## EXTRACT TO READ
□ □ □

I elected to not put the blue strips on the inner parts of the nacelles. I don't remember them on the orginal series, so I'm not putting htem on. I;m guessing some put the blue light strips becasue they either want something more illuminated on the nacelles or I believe it was there on the star trek discovery iteration of the original Enterprise. Regardless, I'm not putting them on mine.


----------



## Tourmax (Aug 9, 2020)

I’m still waoting for the 22” kits to be delivered, but I’ve been looking at pictures of the interior pieces from other guys builds.

The more I look, the more I think I might have to ditch the pieces that form the interior and do a scratch build. For how I want the interior deck to look, I just don’t think I want to be “locked in” to the kit interior forms.

I can also see that the kit parts take up a fair bit of space on the interior, namely, the inserts essentially double the hull thickness. Thats jall space I can use to make the hangar deck more realistic and improve other areas of the saucer.

I also believe I may redo the “cutaway” parts a little differently that stock. I think I’m going to make the secondary hull a full cutaway and the part of the saucer that removes as a “top down” cut away. Basically, the uppper surface will be lifted from the lower piece and you’ll be able to look down and see the various sections and equipment in the saucer itself.

□ □ □

## MATERIAL SHOWN
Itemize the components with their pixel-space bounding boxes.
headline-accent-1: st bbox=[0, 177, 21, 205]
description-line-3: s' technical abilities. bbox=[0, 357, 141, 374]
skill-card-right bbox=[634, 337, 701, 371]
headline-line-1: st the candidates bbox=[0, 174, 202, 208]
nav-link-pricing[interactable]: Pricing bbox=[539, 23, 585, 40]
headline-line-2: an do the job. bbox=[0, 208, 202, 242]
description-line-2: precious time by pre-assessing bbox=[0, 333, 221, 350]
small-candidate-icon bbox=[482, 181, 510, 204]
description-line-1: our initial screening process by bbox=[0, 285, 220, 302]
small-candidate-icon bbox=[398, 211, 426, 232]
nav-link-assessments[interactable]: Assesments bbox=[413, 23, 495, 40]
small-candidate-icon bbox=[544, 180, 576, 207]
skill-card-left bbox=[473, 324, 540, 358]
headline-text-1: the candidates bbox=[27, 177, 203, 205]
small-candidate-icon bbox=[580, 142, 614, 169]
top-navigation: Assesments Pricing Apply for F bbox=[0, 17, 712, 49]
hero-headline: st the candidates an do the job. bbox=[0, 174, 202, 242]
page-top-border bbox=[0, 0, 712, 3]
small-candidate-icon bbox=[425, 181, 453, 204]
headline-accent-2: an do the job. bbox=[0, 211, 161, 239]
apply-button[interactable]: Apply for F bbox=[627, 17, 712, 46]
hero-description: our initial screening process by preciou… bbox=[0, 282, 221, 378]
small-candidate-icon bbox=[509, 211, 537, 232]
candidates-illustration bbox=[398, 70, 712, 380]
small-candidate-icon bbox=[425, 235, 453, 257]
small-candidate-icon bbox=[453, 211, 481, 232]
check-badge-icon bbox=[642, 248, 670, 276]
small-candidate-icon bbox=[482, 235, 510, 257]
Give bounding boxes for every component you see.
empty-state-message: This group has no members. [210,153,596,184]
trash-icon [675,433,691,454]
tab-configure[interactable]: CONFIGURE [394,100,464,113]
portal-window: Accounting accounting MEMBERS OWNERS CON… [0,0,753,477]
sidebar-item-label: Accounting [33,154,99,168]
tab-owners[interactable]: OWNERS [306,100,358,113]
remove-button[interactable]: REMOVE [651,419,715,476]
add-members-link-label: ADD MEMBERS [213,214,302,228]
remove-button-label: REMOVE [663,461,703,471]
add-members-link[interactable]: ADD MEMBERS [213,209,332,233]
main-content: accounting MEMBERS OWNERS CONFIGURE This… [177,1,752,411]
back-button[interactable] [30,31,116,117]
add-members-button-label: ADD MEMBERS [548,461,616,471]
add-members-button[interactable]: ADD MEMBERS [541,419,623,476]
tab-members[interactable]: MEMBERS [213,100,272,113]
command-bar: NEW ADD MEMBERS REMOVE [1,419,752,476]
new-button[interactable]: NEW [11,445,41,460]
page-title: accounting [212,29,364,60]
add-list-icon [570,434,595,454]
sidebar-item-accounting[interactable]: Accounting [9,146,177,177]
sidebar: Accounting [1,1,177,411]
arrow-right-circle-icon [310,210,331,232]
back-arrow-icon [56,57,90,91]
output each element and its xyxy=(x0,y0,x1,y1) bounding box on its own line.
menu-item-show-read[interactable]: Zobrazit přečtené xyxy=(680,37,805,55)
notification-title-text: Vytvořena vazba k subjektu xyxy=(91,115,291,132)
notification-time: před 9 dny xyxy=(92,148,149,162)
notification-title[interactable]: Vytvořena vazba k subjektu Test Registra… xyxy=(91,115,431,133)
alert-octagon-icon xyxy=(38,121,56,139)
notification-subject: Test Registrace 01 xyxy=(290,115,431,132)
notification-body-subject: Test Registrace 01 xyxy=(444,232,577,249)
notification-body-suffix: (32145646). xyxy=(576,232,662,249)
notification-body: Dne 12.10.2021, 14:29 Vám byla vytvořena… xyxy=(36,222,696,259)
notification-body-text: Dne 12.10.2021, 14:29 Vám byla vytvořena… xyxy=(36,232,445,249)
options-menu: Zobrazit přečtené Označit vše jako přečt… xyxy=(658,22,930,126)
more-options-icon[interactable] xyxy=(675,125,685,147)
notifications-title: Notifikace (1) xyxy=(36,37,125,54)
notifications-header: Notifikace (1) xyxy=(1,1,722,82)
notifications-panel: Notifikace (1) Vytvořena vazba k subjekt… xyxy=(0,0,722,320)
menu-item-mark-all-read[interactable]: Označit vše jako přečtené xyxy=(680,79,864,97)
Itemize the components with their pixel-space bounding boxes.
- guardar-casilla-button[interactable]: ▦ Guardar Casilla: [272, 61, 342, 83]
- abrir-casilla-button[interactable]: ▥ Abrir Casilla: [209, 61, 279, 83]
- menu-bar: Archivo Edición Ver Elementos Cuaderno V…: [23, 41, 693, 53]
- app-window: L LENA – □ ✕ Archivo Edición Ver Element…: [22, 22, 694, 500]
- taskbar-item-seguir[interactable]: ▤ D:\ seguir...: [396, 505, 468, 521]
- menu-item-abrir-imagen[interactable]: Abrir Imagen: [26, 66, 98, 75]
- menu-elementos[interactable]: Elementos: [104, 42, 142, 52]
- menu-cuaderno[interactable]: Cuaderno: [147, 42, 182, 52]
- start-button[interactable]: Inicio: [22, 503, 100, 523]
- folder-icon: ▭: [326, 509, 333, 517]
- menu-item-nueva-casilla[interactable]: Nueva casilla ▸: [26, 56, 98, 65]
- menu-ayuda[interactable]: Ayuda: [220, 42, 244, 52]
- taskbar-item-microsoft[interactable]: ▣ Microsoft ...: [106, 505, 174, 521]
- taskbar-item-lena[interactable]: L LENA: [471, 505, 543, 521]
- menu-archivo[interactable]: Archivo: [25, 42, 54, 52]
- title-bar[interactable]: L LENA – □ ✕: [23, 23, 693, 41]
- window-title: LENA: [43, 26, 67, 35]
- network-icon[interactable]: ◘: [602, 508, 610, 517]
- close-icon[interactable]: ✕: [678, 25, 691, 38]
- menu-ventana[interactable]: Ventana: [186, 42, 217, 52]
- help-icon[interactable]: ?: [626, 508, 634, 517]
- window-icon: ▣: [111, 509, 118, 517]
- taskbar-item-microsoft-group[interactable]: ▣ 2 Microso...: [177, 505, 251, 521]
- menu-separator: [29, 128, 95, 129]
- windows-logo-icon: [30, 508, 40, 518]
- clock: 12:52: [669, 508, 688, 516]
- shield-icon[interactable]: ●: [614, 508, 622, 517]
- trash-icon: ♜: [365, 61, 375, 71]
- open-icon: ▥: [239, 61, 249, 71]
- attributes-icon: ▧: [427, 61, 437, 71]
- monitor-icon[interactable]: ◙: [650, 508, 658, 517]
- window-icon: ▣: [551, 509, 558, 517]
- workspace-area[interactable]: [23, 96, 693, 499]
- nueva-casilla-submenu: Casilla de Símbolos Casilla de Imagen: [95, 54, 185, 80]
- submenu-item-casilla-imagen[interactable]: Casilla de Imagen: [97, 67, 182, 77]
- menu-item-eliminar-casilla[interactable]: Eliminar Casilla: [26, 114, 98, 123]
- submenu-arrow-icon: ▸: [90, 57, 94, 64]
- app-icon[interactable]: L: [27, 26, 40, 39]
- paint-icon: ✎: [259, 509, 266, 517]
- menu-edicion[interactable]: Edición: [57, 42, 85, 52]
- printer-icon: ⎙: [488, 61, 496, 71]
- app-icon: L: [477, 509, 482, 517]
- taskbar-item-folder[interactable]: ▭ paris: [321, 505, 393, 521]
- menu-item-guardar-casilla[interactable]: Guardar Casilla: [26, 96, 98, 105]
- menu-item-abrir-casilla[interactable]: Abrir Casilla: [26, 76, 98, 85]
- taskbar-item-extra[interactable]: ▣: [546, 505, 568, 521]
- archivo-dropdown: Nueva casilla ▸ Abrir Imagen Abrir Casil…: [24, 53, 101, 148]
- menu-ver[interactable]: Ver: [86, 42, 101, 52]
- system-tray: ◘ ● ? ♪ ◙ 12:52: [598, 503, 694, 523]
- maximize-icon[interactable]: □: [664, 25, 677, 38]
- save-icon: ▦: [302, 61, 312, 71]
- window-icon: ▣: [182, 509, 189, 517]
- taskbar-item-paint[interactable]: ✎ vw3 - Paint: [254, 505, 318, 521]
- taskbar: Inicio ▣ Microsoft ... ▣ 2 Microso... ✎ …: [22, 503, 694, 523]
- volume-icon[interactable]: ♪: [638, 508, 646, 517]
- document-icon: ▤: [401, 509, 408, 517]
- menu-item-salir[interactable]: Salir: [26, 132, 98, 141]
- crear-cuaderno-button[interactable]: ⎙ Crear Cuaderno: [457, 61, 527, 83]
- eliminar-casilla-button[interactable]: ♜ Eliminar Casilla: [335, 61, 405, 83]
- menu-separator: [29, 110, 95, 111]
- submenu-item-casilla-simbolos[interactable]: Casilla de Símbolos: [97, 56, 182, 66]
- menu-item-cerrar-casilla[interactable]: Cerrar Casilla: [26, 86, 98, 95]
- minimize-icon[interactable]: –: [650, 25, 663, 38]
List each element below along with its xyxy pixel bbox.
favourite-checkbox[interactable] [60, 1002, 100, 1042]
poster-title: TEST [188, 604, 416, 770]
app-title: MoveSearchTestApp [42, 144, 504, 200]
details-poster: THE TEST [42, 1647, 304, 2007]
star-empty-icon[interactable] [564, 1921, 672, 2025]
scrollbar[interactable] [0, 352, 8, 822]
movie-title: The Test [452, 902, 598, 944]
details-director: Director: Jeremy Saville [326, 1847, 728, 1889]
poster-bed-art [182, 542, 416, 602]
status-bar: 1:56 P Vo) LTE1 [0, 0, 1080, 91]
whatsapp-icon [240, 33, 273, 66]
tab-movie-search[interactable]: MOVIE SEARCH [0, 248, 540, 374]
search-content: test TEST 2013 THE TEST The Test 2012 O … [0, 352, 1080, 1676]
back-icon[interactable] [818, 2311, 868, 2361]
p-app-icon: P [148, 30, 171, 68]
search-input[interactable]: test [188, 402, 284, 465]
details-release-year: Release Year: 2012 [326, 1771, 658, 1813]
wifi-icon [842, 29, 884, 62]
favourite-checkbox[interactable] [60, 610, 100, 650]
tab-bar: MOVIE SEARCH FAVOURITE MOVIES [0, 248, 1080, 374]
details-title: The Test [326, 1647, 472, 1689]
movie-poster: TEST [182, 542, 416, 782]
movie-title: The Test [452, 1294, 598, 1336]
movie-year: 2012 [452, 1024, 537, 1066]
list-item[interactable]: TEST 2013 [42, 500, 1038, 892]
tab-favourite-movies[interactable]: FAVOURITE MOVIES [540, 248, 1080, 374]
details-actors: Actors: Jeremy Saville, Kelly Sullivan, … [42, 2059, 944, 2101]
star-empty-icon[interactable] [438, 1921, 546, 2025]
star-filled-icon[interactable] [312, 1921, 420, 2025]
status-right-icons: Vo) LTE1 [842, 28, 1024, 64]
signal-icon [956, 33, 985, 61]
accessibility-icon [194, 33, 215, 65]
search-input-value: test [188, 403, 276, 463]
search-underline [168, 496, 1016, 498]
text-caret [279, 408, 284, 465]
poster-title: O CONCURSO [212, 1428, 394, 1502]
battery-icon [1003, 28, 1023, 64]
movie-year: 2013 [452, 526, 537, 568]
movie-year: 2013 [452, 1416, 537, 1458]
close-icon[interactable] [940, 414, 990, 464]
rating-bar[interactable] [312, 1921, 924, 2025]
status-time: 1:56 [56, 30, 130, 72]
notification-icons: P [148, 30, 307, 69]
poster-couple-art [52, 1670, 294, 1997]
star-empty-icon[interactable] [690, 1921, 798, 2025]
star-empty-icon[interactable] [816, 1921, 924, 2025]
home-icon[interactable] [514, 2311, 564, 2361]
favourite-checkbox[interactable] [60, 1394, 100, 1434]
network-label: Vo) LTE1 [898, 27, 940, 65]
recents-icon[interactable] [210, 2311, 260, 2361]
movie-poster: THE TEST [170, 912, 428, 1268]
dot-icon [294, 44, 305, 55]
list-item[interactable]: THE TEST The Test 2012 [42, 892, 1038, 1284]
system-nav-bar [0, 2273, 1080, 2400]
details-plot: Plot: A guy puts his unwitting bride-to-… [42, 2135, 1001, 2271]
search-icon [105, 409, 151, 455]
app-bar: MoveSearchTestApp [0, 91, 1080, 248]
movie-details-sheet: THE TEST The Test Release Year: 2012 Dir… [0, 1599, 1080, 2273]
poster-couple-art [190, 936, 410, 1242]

□ □ □

Continue the forum thread about building the Enterprise model kit, picking up after its final sentence and leaving the listing aside.

## ANSWER BOX
Hmmm, I think this build just got a lot longer and a lot more involved….


----------



## Tourmax (Aug 9, 2020)

Little something I picked up for a couple bucks showed up today:










It’s old, broken and yellowed, but its all there and all intact. The little “stubs” are broken off the pylons where they enter the hull, but thats easily rectified.

Basically, it looks like someone glued it together, stuck the decals in it and that was that. So it’s relatively “unmolested”.

My plan is to pull most of it apart and build it back up and paint with the proper colors. I might also do some basic lighting on it.

This is meant as a relatively quick and easy build, mostly just for display off in a corner somewhere and personal enjoyment rather than staying to a rigid reproduction of the movie enterprise.


----------



## Tourmax (Aug 9, 2020)

Slow but steady wins the race:










Let it soak in water with a touch of vinegar for a couple hours and the waterslide decals are slowly releasing.

Transferred to wax paper:










Those weren’t too bad and came off mostly intact. Just had to go super slow and peel them back onto themselves so I could see where it needed a little extra “encouragement” from a razor blade.

The “A” is a little messed up, but it was already damaged on the model itself. I might just cut it off and make it a “1701” refit instead of a 1701-A.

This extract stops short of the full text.